● 本文抜粋:
バベルの塔とジッグラト

オリエント史★★★/宗教史★★★/美術史★★

バベルの塔は聞いたことあるなぁ

旧約聖書のお話に出てくるんじゃない?

その通り。
では、そのバベルの塔のモデルになっている建築物があるのは知っているかな?

え!それは知らなかった!どこにあるの?

今のイラクに、その一部が残っているよ。
今日はその不思議な建築物を一緒にみていこう。

楽しみだなー!!どんな形で残ってるんだろう!

今日の話は、3つの構成でお伝えします。

まずはジッグラトの話から。

そして、旧約聖書に出てくるバベルの塔の話を経て、画家ブリューゲルのお話に繋げていきたいと思います。

もくじ

エジプトのピラミッドと並ぶ歴史、メソポタミアのジッグラト

誰もが知っているピラミッドだけど、これと同時代にメソポタミアではジッグラトという聖塔が建てられていたことを知っているかな?

ジッグラト?知らないな…

実は高校の世界史教科書や図録にも載っているんです

え!!すごい!こんな大きな建築物なの!?

この写真は、シュメール人の都市国家ウルの遺跡にある、復元されたジッグラトです。

ウルは現在のイラクにあります。

こちらのジッグラトは、紀元前2100年頃に建設されたと考えられています。

1922年にこのジッグラトの下層部が発見され、その大きさ(底面が62.5m×43m)から、このような建築物だったであろうと推測され、復元をされました。

ただ、高さがどのくらいだったかはわかっておらず、あくまで推測の域だそうです。

この他にも、古代メソポタミア地域では各地にジッグラトが建てられていたであろう痕跡が残されています。

ジッグラトはイラクを中心に20ほどあると言われていますが、現物が残っているのは数カ所しかありません。

それも、完璧な建築物としては残っておらず、建築されていたであろう跡がわかる程度のものがほとんどです。

その中で、イラン南西部にある「チョガ・ザンビール」は、現存する最大のジッグラトとして知られています。

高さは102メートルで、完全なジッグラトの形を残しているわけではないですが世界遺産にも登録されています。

どれもだいたい紀元前2000年~2500年頃に建てられたと考えられているよ

ピラミッドほどの観光名所にはなっていないんだね。

地域的に行きにくい、という理由もあるとかな

一度、本物を見てみたいな~!

ジッグラトが建てられた目的とは?

エジプトのピラミッドと同時代に建てられたジッグラトですが、その造り方や目的は少々異なっていたようです。

造り方

造り方ですが、ピラミッドが石を積んで造られたのとは対照的に、ジッグラトは日干し煉瓦(レンガ)を積み上げて造られています。

日干し煉瓦は、泥をベースにした粘土を形成し、天日干しで乾燥させたものです。

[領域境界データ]
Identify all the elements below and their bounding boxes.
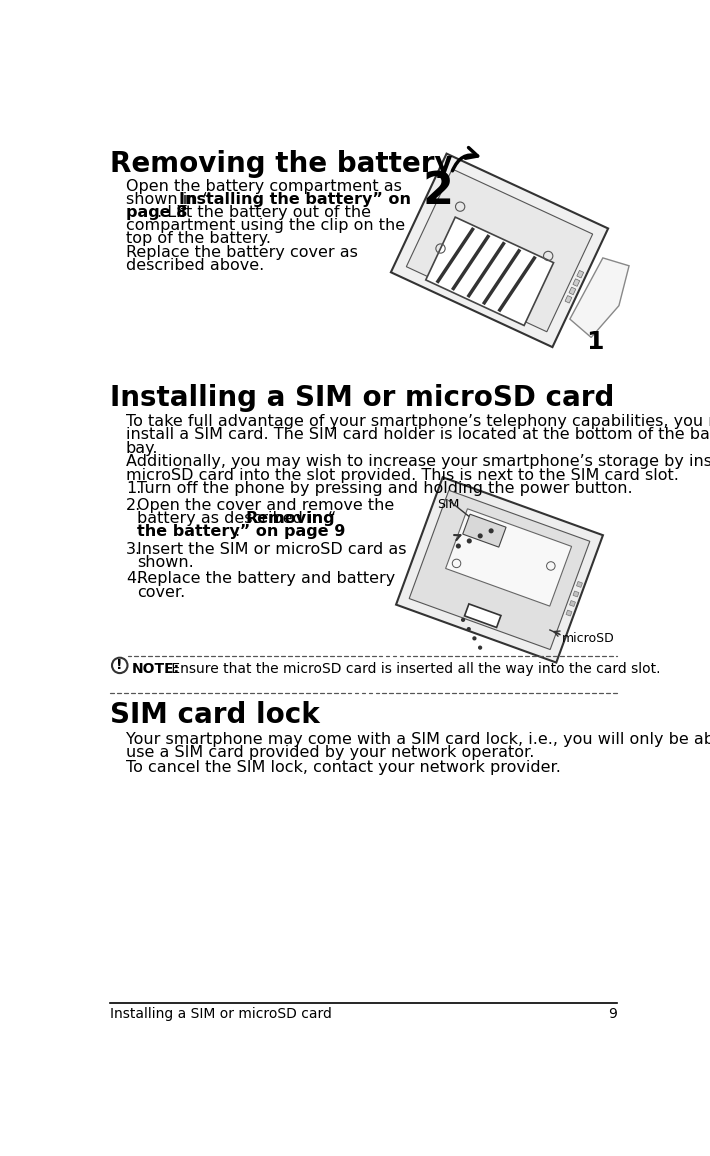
Polygon shape	[464, 603, 501, 628]
Text: top of the battery.: top of the battery.	[126, 231, 271, 246]
Text: To take full advantage of your smartphone’s telephony capabilities, you must: To take full advantage of your smartphon…	[126, 414, 710, 429]
Polygon shape	[573, 279, 580, 287]
Text: 1: 1	[586, 329, 603, 354]
Polygon shape	[463, 514, 506, 547]
Text: Replace the battery and battery: Replace the battery and battery	[137, 571, 395, 586]
Text: Insert the SIM or microSD card as: Insert the SIM or microSD card as	[137, 542, 406, 557]
Polygon shape	[577, 271, 584, 277]
Circle shape	[478, 645, 482, 650]
Text: SIM: SIM	[437, 498, 460, 511]
Text: . Lift the battery out of the: . Lift the battery out of the	[157, 205, 371, 220]
Text: described above.: described above.	[126, 258, 264, 273]
Polygon shape	[573, 591, 579, 596]
Text: .: .	[234, 524, 239, 539]
Polygon shape	[391, 154, 608, 347]
Text: Replace the battery cover as: Replace the battery cover as	[126, 245, 358, 260]
Text: Your smartphone may come with a SIM card lock, i.e., you will only be able to: Your smartphone may come with a SIM card…	[126, 732, 710, 747]
Circle shape	[472, 636, 476, 640]
Polygon shape	[570, 258, 629, 338]
Text: Open the cover and remove the: Open the cover and remove the	[137, 497, 394, 512]
Polygon shape	[577, 581, 582, 587]
Polygon shape	[426, 217, 554, 326]
Polygon shape	[446, 509, 572, 606]
Text: SIM card lock: SIM card lock	[111, 701, 320, 728]
Text: Additionally, you may wish to increase your smartphone’s storage by inserting a: Additionally, you may wish to increase y…	[126, 454, 710, 469]
Text: 2.: 2.	[126, 497, 141, 512]
Text: 1.: 1.	[126, 481, 141, 496]
Text: install a SIM card. The SIM card holder is located at the bottom of the battery: install a SIM card. The SIM card holder …	[126, 428, 710, 443]
Polygon shape	[569, 601, 575, 607]
Text: shown.: shown.	[137, 555, 194, 570]
Text: 9: 9	[608, 1007, 617, 1021]
Text: Removing the battery: Removing the battery	[111, 149, 453, 178]
Text: the battery” on page 9: the battery” on page 9	[137, 524, 345, 539]
Circle shape	[488, 528, 493, 533]
Text: shown in “: shown in “	[126, 192, 211, 207]
FancyArrowPatch shape	[452, 148, 478, 171]
Text: page 8: page 8	[126, 205, 187, 220]
Text: Ensure that the microSD card is inserted all the way into the card slot.: Ensure that the microSD card is inserted…	[167, 661, 660, 675]
Text: compartment using the clip on the: compartment using the clip on the	[126, 218, 405, 234]
Polygon shape	[569, 287, 576, 295]
Text: Installing a SIM or microSD card: Installing a SIM or microSD card	[111, 1007, 332, 1021]
Circle shape	[466, 539, 472, 543]
Text: Turn off the phone by pressing and holding the power button.: Turn off the phone by pressing and holdi…	[137, 481, 633, 496]
Text: battery as described in “: battery as described in “	[137, 511, 336, 526]
Circle shape	[456, 543, 461, 549]
Polygon shape	[406, 169, 593, 332]
Text: NOTE:: NOTE:	[132, 661, 180, 675]
Text: use a SIM card provided by your network operator.: use a SIM card provided by your network …	[126, 744, 535, 759]
Circle shape	[478, 533, 483, 539]
Text: 2: 2	[422, 170, 453, 213]
Text: 3.: 3.	[126, 542, 141, 557]
Polygon shape	[566, 610, 572, 616]
Text: !: !	[116, 659, 123, 673]
Text: bay.: bay.	[126, 440, 158, 455]
Text: 4.: 4.	[126, 571, 141, 586]
Polygon shape	[396, 477, 603, 662]
Text: microSD card into the slot provided. This is next to the SIM card slot.: microSD card into the slot provided. Thi…	[126, 467, 679, 482]
Text: Installing a SIM or microSD card: Installing a SIM or microSD card	[111, 384, 615, 412]
Text: Removing: Removing	[245, 511, 335, 526]
Text: microSD: microSD	[562, 631, 614, 645]
Text: To cancel the SIM lock, contact your network provider.: To cancel the SIM lock, contact your net…	[126, 761, 561, 776]
Polygon shape	[565, 296, 572, 303]
Circle shape	[466, 627, 471, 631]
Text: Installing the battery” on: Installing the battery” on	[179, 192, 410, 207]
Text: Open the battery compartment as: Open the battery compartment as	[126, 179, 402, 194]
Text: cover.: cover.	[137, 585, 185, 600]
Polygon shape	[409, 490, 590, 650]
Circle shape	[461, 617, 465, 622]
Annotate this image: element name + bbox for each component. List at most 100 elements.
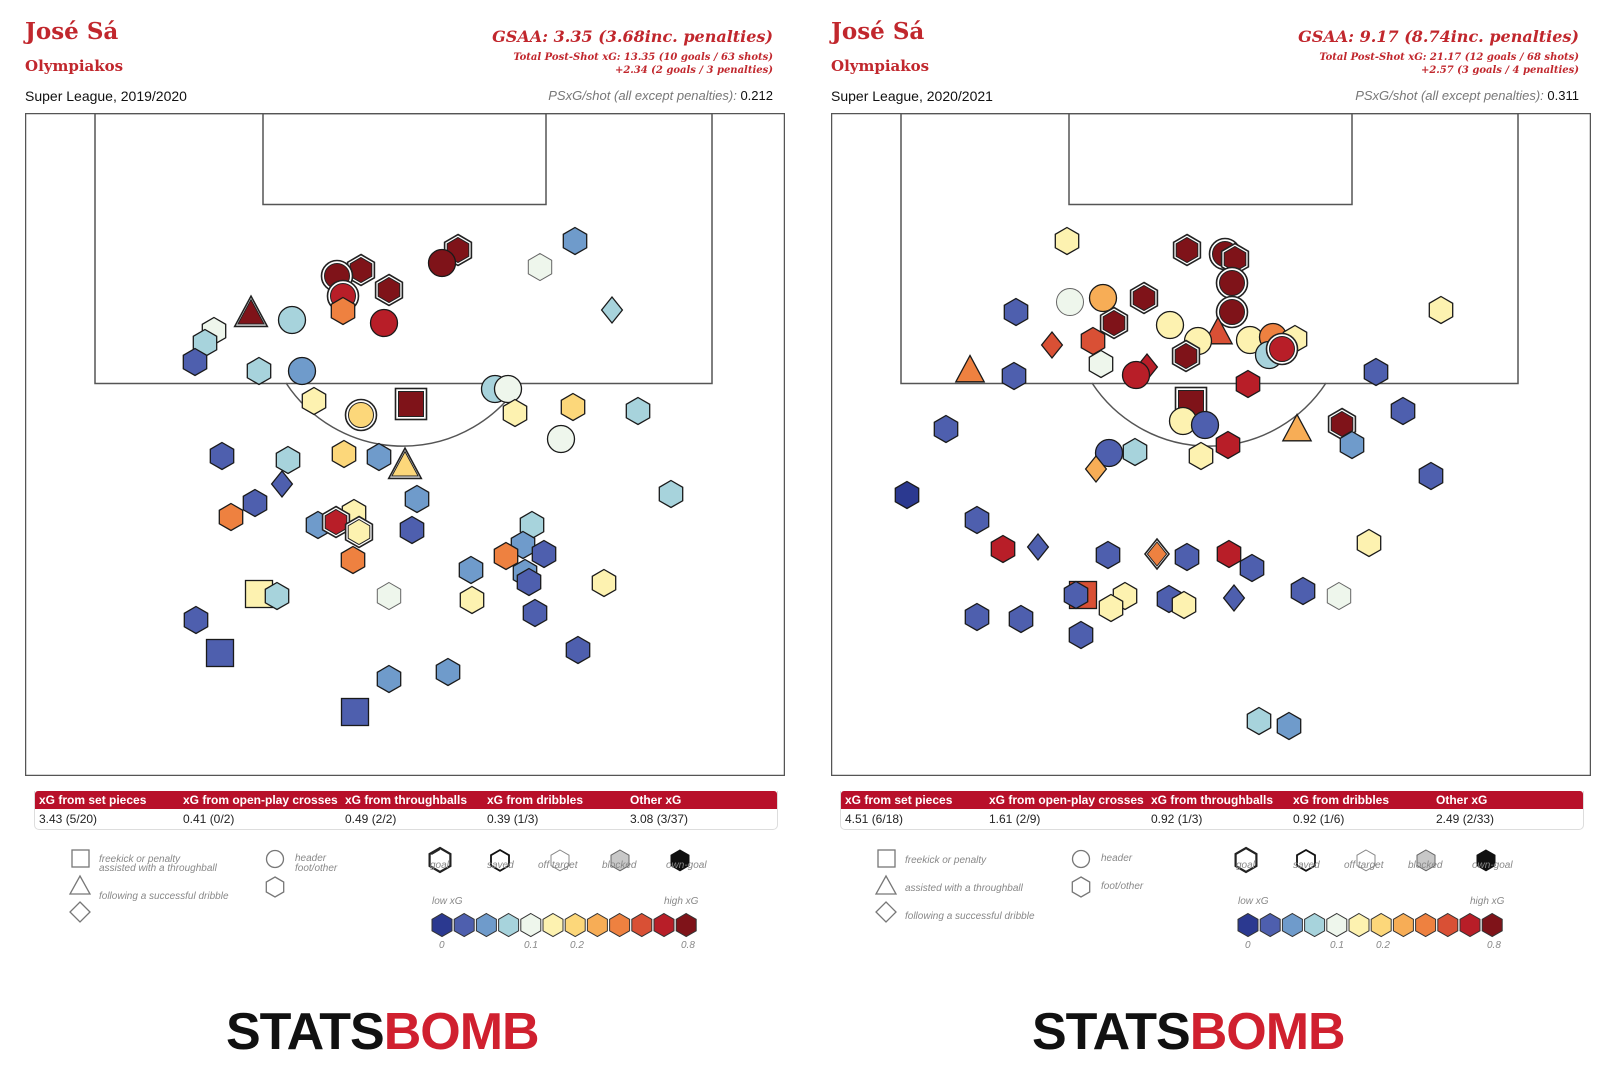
shotmap-panel-2020-2021: José Sá Olympiakos Super League, 2020/20… [806, 0, 1606, 1077]
legend-saved-label: saved [1293, 860, 1320, 871]
shot-marker [954, 354, 986, 383]
shot-markers [894, 226, 1454, 741]
shot-marker [1056, 288, 1084, 316]
shot-marker [377, 276, 401, 304]
shot-marker [1219, 270, 1245, 296]
legend-header-label: header [295, 853, 327, 864]
header-other: Other xG [630, 793, 682, 807]
scale-tick-0: 0 [439, 940, 445, 951]
shotmap-panel-2019-2020: José Sá Olympiakos Super League, 2019/20… [0, 0, 800, 1077]
scale-low-label: low xG [1238, 896, 1269, 907]
shot-marker [1001, 361, 1027, 391]
xg-scale-swatch [520, 912, 542, 938]
legend-symbols [874, 846, 1503, 938]
shot-marker [1003, 297, 1029, 327]
pitch-shotmap [25, 113, 785, 776]
throughball-symbol [68, 874, 92, 895]
off-target-symbol [1356, 849, 1376, 872]
shot-marker [546, 424, 576, 454]
shot-marker [275, 445, 301, 475]
value-other: 2.49 (2/33) [1436, 812, 1495, 826]
post-shot-line2: +2.57 (3 goals / 4 penalties) [1420, 65, 1579, 76]
statsbomb-logo: STATSBOMB [1032, 1002, 1346, 1062]
shot-marker [964, 505, 990, 535]
logo-bomb: BOMB [1189, 1003, 1346, 1061]
shot-marker [1174, 342, 1198, 370]
header-crosses: xG from open-play crosses [989, 793, 1144, 807]
value-throughballs: 0.92 (1/3) [1151, 812, 1203, 826]
shot-marker [1146, 541, 1168, 567]
scale-tick-01: 0.1 [524, 940, 538, 951]
xg-scale-swatch [1304, 912, 1326, 938]
shot-markers [182, 226, 684, 727]
shot-marker [560, 392, 586, 422]
xg-breakdown-header: xG from set pieces xG from open-play cro… [35, 791, 777, 809]
shot-marker [1102, 309, 1126, 337]
freekick-symbol [877, 849, 896, 868]
shot-marker [516, 567, 542, 597]
shot-marker [1088, 349, 1114, 379]
shot-marker [209, 441, 235, 471]
value-set-pieces: 4.51 (6/18) [845, 812, 904, 826]
off-target-symbol [550, 849, 570, 872]
shot-marker [1222, 583, 1246, 613]
shot-marker [591, 568, 617, 598]
shot-marker [1363, 357, 1389, 387]
shot-marker [1215, 430, 1241, 460]
shot-marker [242, 488, 268, 518]
legend-foot-label: foot/other [1101, 881, 1144, 892]
shot-marker [270, 469, 294, 499]
xg-scale-swatch [631, 912, 653, 938]
xg-scale-swatch [1415, 912, 1437, 938]
scale-tick-08: 0.8 [1487, 940, 1501, 951]
shot-marker [376, 581, 402, 611]
shot-marker [435, 657, 461, 687]
xg-scale-swatch [475, 912, 497, 938]
post-shot-xg: Total Post-Shot xG: 13.35 (10 goals / 63… [513, 51, 773, 77]
shot-marker [1171, 590, 1197, 620]
shot-marker [349, 256, 373, 284]
own-goal-symbol [670, 849, 690, 872]
shot-marker [398, 391, 424, 417]
shot-marker [1026, 532, 1050, 562]
six-yard-box [262, 113, 547, 206]
shot-marker [1132, 284, 1156, 312]
shot-marker [205, 638, 235, 668]
shot-marker [990, 534, 1016, 564]
shot-marker [427, 248, 457, 278]
pitch-outline [25, 113, 785, 776]
psxg-label: PSxG/shot (all except penalties): [548, 88, 737, 103]
own-goal-symbol [1476, 849, 1496, 872]
shot-marker [1239, 553, 1265, 583]
gsaa-headline: GSAA: 9.17 (8.74inc. penalties) [1298, 27, 1579, 46]
saved-symbol [1296, 848, 1316, 872]
value-crosses: 0.41 (0/2) [183, 812, 235, 826]
shot-marker [264, 581, 290, 611]
logo-bomb: BOMB [383, 1003, 540, 1061]
shot-marker [1098, 593, 1124, 623]
shot-marker [1054, 226, 1080, 256]
xg-scale-swatch [1237, 912, 1259, 938]
legend-own-goal-label: own-goal [666, 860, 707, 871]
xg-scale-swatch [675, 912, 697, 938]
scale-tick-0: 0 [1245, 940, 1251, 951]
shot-marker [246, 356, 272, 386]
goal-symbol [1234, 846, 1258, 874]
scale-tick-02: 0.2 [1376, 940, 1390, 951]
scale-tick-08: 0.8 [681, 940, 695, 951]
gsaa-headline: GSAA: 3.35 (3.68inc. penalties) [492, 27, 773, 46]
shot-marker [391, 450, 419, 477]
post-shot-line1: Total Post-Shot xG: 21.17 (12 goals / 68… [1319, 52, 1579, 63]
shot-marker [565, 635, 591, 665]
shot-marker [1084, 454, 1108, 484]
xg-scale-swatch [564, 912, 586, 938]
shot-marker [287, 356, 317, 386]
header-throughballs: xG from throughballs [1151, 793, 1274, 807]
value-set-pieces: 3.43 (5/20) [39, 812, 98, 826]
club-name: Olympiakos [831, 57, 930, 75]
shot-marker [1188, 441, 1214, 471]
xg-scale-swatch [1481, 912, 1503, 938]
shot-marker [376, 664, 402, 694]
competition-label: Super League, 2019/2020 [25, 88, 187, 104]
value-dribbles: 0.92 (1/6) [1293, 812, 1345, 826]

● 課題 1: ジッグラトの文章から、「誰もが知っているピラミッドだ」を含む語句で始まり「この写真は、シュメール人の都市国家ウルの遺跡にある、復元されたジッグラトです。」で終わる部分を、一字も変えずに抜き出してください。
● 課題 2: 行を絞り込み、文字列「target」を含む行をすべてそのまま写してください。大文字と小文字は区別します。
ジッグラトの文章とこれらの行には何の関係もありません。

● 出力結果 1:
誰もが知っているピラミッドだけど、これと同時代にメソポタミアではジッグラトという聖塔が建てられていたことを知っているかな?

ジッグラト?知らないな…

実は高校の世界史教科書や図録にも載っているんです

え!!すごい!こんな大きな建築物なの!?

この写真は、シュメール人の都市国家ウルの遺跡にある、復元されたジッグラトです。

● 出力結果 2:
off-target-symbol [1356, 849, 1376, 872]
off-target-symbol [550, 849, 570, 872]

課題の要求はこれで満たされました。